Problem statement: Leave out the pictures and repeat the data exactly.

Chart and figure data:
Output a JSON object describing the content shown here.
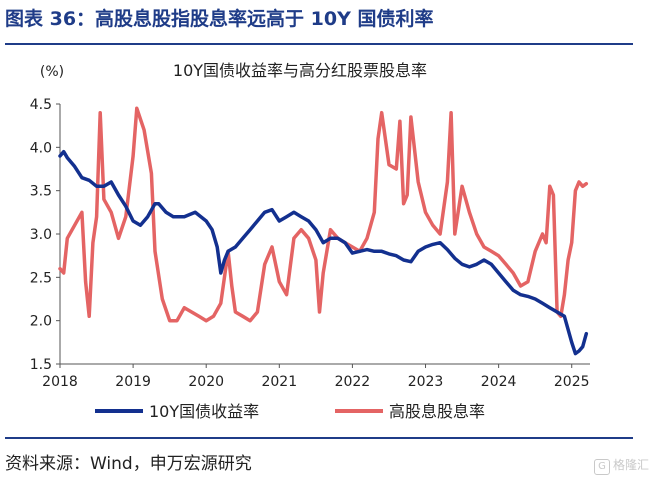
{
  "figure": {
    "title": "图表 36：高股息股指股息率远高于 10Y 国债利率",
    "source": "资料来源：Wind，申万宏源研究",
    "watermark": "格隆汇"
  },
  "colors": {
    "title": "#1f3c88",
    "bond": "#13308f",
    "dividend": "#e46464"
  },
  "chart_data": {
    "type": "line",
    "title": "10Y国债收益率与高分红股票股息率",
    "ylabel": "(%)",
    "ylim": [
      1.5,
      4.5
    ],
    "xlim": [
      2018.0,
      2025.25
    ],
    "x_ticks": [
      2018,
      2019,
      2020,
      2021,
      2022,
      2023,
      2024,
      2025
    ],
    "y_ticks": [
      1.5,
      2.0,
      2.5,
      3.0,
      3.5,
      4.0,
      4.5
    ],
    "y_tick_labels": [
      "1.5",
      "2.0",
      "2.5",
      "3.0",
      "3.5",
      "4.0",
      "4.5"
    ],
    "grid": false,
    "legend_position": "bottom",
    "series": [
      {
        "name": "10Y国债收益率",
        "color": "#13308f",
        "x": [
          2018.0,
          2018.05,
          2018.1,
          2018.2,
          2018.3,
          2018.4,
          2018.5,
          2018.6,
          2018.7,
          2018.8,
          2018.9,
          2019.0,
          2019.1,
          2019.2,
          2019.3,
          2019.35,
          2019.45,
          2019.55,
          2019.7,
          2019.85,
          2020.0,
          2020.08,
          2020.15,
          2020.2,
          2020.25,
          2020.3,
          2020.4,
          2020.5,
          2020.6,
          2020.7,
          2020.8,
          2020.9,
          2021.0,
          2021.1,
          2021.2,
          2021.3,
          2021.4,
          2021.5,
          2021.6,
          2021.7,
          2021.8,
          2021.9,
          2022.0,
          2022.1,
          2022.2,
          2022.3,
          2022.4,
          2022.5,
          2022.6,
          2022.7,
          2022.8,
          2022.9,
          2023.0,
          2023.1,
          2023.2,
          2023.3,
          2023.4,
          2023.5,
          2023.6,
          2023.7,
          2023.8,
          2023.9,
          2024.0,
          2024.1,
          2024.2,
          2024.3,
          2024.4,
          2024.5,
          2024.6,
          2024.7,
          2024.8,
          2024.9,
          2025.0,
          2025.05,
          2025.1,
          2025.15,
          2025.2
        ],
        "values": [
          3.9,
          3.95,
          3.88,
          3.78,
          3.65,
          3.62,
          3.55,
          3.55,
          3.6,
          3.45,
          3.32,
          3.15,
          3.1,
          3.2,
          3.35,
          3.35,
          3.25,
          3.2,
          3.2,
          3.25,
          3.15,
          3.05,
          2.85,
          2.55,
          2.7,
          2.8,
          2.85,
          2.95,
          3.05,
          3.15,
          3.25,
          3.28,
          3.15,
          3.2,
          3.25,
          3.2,
          3.15,
          3.05,
          2.9,
          2.95,
          2.95,
          2.9,
          2.78,
          2.8,
          2.82,
          2.8,
          2.8,
          2.77,
          2.75,
          2.7,
          2.68,
          2.8,
          2.85,
          2.88,
          2.9,
          2.82,
          2.72,
          2.65,
          2.62,
          2.65,
          2.7,
          2.65,
          2.55,
          2.45,
          2.35,
          2.3,
          2.28,
          2.25,
          2.2,
          2.15,
          2.1,
          2.05,
          1.75,
          1.62,
          1.65,
          1.7,
          1.85
        ]
      },
      {
        "name": "高股息股息率",
        "color": "#e46464",
        "x": [
          2018.0,
          2018.05,
          2018.1,
          2018.2,
          2018.3,
          2018.35,
          2018.4,
          2018.45,
          2018.5,
          2018.55,
          2018.6,
          2018.7,
          2018.8,
          2018.9,
          2019.0,
          2019.05,
          2019.15,
          2019.25,
          2019.3,
          2019.4,
          2019.5,
          2019.6,
          2019.7,
          2019.8,
          2019.9,
          2020.0,
          2020.1,
          2020.2,
          2020.3,
          2020.35,
          2020.4,
          2020.5,
          2020.6,
          2020.7,
          2020.8,
          2020.9,
          2021.0,
          2021.1,
          2021.2,
          2021.3,
          2021.4,
          2021.5,
          2021.55,
          2021.6,
          2021.7,
          2021.8,
          2021.9,
          2022.0,
          2022.1,
          2022.2,
          2022.3,
          2022.35,
          2022.4,
          2022.5,
          2022.6,
          2022.65,
          2022.7,
          2022.75,
          2022.8,
          2022.9,
          2023.0,
          2023.1,
          2023.2,
          2023.3,
          2023.35,
          2023.4,
          2023.5,
          2023.6,
          2023.7,
          2023.8,
          2023.9,
          2024.0,
          2024.1,
          2024.2,
          2024.3,
          2024.4,
          2024.5,
          2024.6,
          2024.65,
          2024.7,
          2024.75,
          2024.8,
          2024.85,
          2024.9,
          2024.95,
          2025.0,
          2025.05,
          2025.1,
          2025.15,
          2025.2
        ],
        "values": [
          2.6,
          2.55,
          2.95,
          3.1,
          3.25,
          2.45,
          2.05,
          2.9,
          3.2,
          4.4,
          3.4,
          3.25,
          2.95,
          3.2,
          3.9,
          4.45,
          4.2,
          3.7,
          2.8,
          2.25,
          2.0,
          2.0,
          2.15,
          2.1,
          2.05,
          2.0,
          2.05,
          2.2,
          2.8,
          2.4,
          2.1,
          2.05,
          2.0,
          2.1,
          2.65,
          2.85,
          2.45,
          2.3,
          2.95,
          3.05,
          2.95,
          2.7,
          2.1,
          2.55,
          3.05,
          2.95,
          2.9,
          2.85,
          2.8,
          2.95,
          3.25,
          4.1,
          4.4,
          3.8,
          3.75,
          4.3,
          3.35,
          3.45,
          4.35,
          3.6,
          3.25,
          3.1,
          3.0,
          3.6,
          4.4,
          3.0,
          3.55,
          3.25,
          3.0,
          2.85,
          2.8,
          2.75,
          2.65,
          2.55,
          2.4,
          2.45,
          2.8,
          3.0,
          2.9,
          3.55,
          3.45,
          2.1,
          2.05,
          2.3,
          2.7,
          2.9,
          3.5,
          3.6,
          3.55,
          3.58
        ]
      }
    ]
  }
}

Solution below:
Output a JSON object describing the content shown here.
{
  "figure": {
    "title": "图表 36：高股息股指股息率远高于 10Y 国债利率",
    "source": "资料来源：Wind，申万宏源研究",
    "watermark": "格隆汇"
  },
  "colors": {
    "title": "#1f3c88",
    "bond": "#13308f",
    "dividend": "#e46464"
  },
  "chart_data": {
    "type": "line",
    "title": "10Y国债收益率与高分红股票股息率",
    "ylabel": "(%)",
    "ylim": [
      1.5,
      4.5
    ],
    "xlim": [
      2018.0,
      2025.25
    ],
    "x_ticks": [
      2018,
      2019,
      2020,
      2021,
      2022,
      2023,
      2024,
      2025
    ],
    "y_ticks": [
      1.5,
      2.0,
      2.5,
      3.0,
      3.5,
      4.0,
      4.5
    ],
    "y_tick_labels": [
      "1.5",
      "2.0",
      "2.5",
      "3.0",
      "3.5",
      "4.0",
      "4.5"
    ],
    "grid": false,
    "legend_position": "bottom",
    "series": [
      {
        "name": "10Y国债收益率",
        "color": "#13308f",
        "x": [
          2018.0,
          2018.05,
          2018.1,
          2018.2,
          2018.3,
          2018.4,
          2018.5,
          2018.6,
          2018.7,
          2018.8,
          2018.9,
          2019.0,
          2019.1,
          2019.2,
          2019.3,
          2019.35,
          2019.45,
          2019.55,
          2019.7,
          2019.85,
          2020.0,
          2020.08,
          2020.15,
          2020.2,
          2020.25,
          2020.3,
          2020.4,
          2020.5,
          2020.6,
          2020.7,
          2020.8,
          2020.9,
          2021.0,
          2021.1,
          2021.2,
          2021.3,
          2021.4,
          2021.5,
          2021.6,
          2021.7,
          2021.8,
          2021.9,
          2022.0,
          2022.1,
          2022.2,
          2022.3,
          2022.4,
          2022.5,
          2022.6,
          2022.7,
          2022.8,
          2022.9,
          2023.0,
          2023.1,
          2023.2,
          2023.3,
          2023.4,
          2023.5,
          2023.6,
          2023.7,
          2023.8,
          2023.9,
          2024.0,
          2024.1,
          2024.2,
          2024.3,
          2024.4,
          2024.5,
          2024.6,
          2024.7,
          2024.8,
          2024.9,
          2025.0,
          2025.05,
          2025.1,
          2025.15,
          2025.2
        ],
        "values": [
          3.9,
          3.95,
          3.88,
          3.78,
          3.65,
          3.62,
          3.55,
          3.55,
          3.6,
          3.45,
          3.32,
          3.15,
          3.1,
          3.2,
          3.35,
          3.35,
          3.25,
          3.2,
          3.2,
          3.25,
          3.15,
          3.05,
          2.85,
          2.55,
          2.7,
          2.8,
          2.85,
          2.95,
          3.05,
          3.15,
          3.25,
          3.28,
          3.15,
          3.2,
          3.25,
          3.2,
          3.15,
          3.05,
          2.9,
          2.95,
          2.95,
          2.9,
          2.78,
          2.8,
          2.82,
          2.8,
          2.8,
          2.77,
          2.75,
          2.7,
          2.68,
          2.8,
          2.85,
          2.88,
          2.9,
          2.82,
          2.72,
          2.65,
          2.62,
          2.65,
          2.7,
          2.65,
          2.55,
          2.45,
          2.35,
          2.3,
          2.28,
          2.25,
          2.2,
          2.15,
          2.1,
          2.05,
          1.75,
          1.62,
          1.65,
          1.7,
          1.85
        ]
      },
      {
        "name": "高股息股息率",
        "color": "#e46464",
        "x": [
          2018.0,
          2018.05,
          2018.1,
          2018.2,
          2018.3,
          2018.35,
          2018.4,
          2018.45,
          2018.5,
          2018.55,
          2018.6,
          2018.7,
          2018.8,
          2018.9,
          2019.0,
          2019.05,
          2019.15,
          2019.25,
          2019.3,
          2019.4,
          2019.5,
          2019.6,
          2019.7,
          2019.8,
          2019.9,
          2020.0,
          2020.1,
          2020.2,
          2020.3,
          2020.35,
          2020.4,
          2020.5,
          2020.6,
          2020.7,
          2020.8,
          2020.9,
          2021.0,
          2021.1,
          2021.2,
          2021.3,
          2021.4,
          2021.5,
          2021.55,
          2021.6,
          2021.7,
          2021.8,
          2021.9,
          2022.0,
          2022.1,
          2022.2,
          2022.3,
          2022.35,
          2022.4,
          2022.5,
          2022.6,
          2022.65,
          2022.7,
          2022.75,
          2022.8,
          2022.9,
          2023.0,
          2023.1,
          2023.2,
          2023.3,
          2023.35,
          2023.4,
          2023.5,
          2023.6,
          2023.7,
          2023.8,
          2023.9,
          2024.0,
          2024.1,
          2024.2,
          2024.3,
          2024.4,
          2024.5,
          2024.6,
          2024.65,
          2024.7,
          2024.75,
          2024.8,
          2024.85,
          2024.9,
          2024.95,
          2025.0,
          2025.05,
          2025.1,
          2025.15,
          2025.2
        ],
        "values": [
          2.6,
          2.55,
          2.95,
          3.1,
          3.25,
          2.45,
          2.05,
          2.9,
          3.2,
          4.4,
          3.4,
          3.25,
          2.95,
          3.2,
          3.9,
          4.45,
          4.2,
          3.7,
          2.8,
          2.25,
          2.0,
          2.0,
          2.15,
          2.1,
          2.05,
          2.0,
          2.05,
          2.2,
          2.8,
          2.4,
          2.1,
          2.05,
          2.0,
          2.1,
          2.65,
          2.85,
          2.45,
          2.3,
          2.95,
          3.05,
          2.95,
          2.7,
          2.1,
          2.55,
          3.05,
          2.95,
          2.9,
          2.85,
          2.8,
          2.95,
          3.25,
          4.1,
          4.4,
          3.8,
          3.75,
          4.3,
          3.35,
          3.45,
          4.35,
          3.6,
          3.25,
          3.1,
          3.0,
          3.6,
          4.4,
          3.0,
          3.55,
          3.25,
          3.0,
          2.85,
          2.8,
          2.75,
          2.65,
          2.55,
          2.4,
          2.45,
          2.8,
          3.0,
          2.9,
          3.55,
          3.45,
          2.1,
          2.05,
          2.3,
          2.7,
          2.9,
          3.5,
          3.6,
          3.55,
          3.58
        ]
      }
    ]
  }
}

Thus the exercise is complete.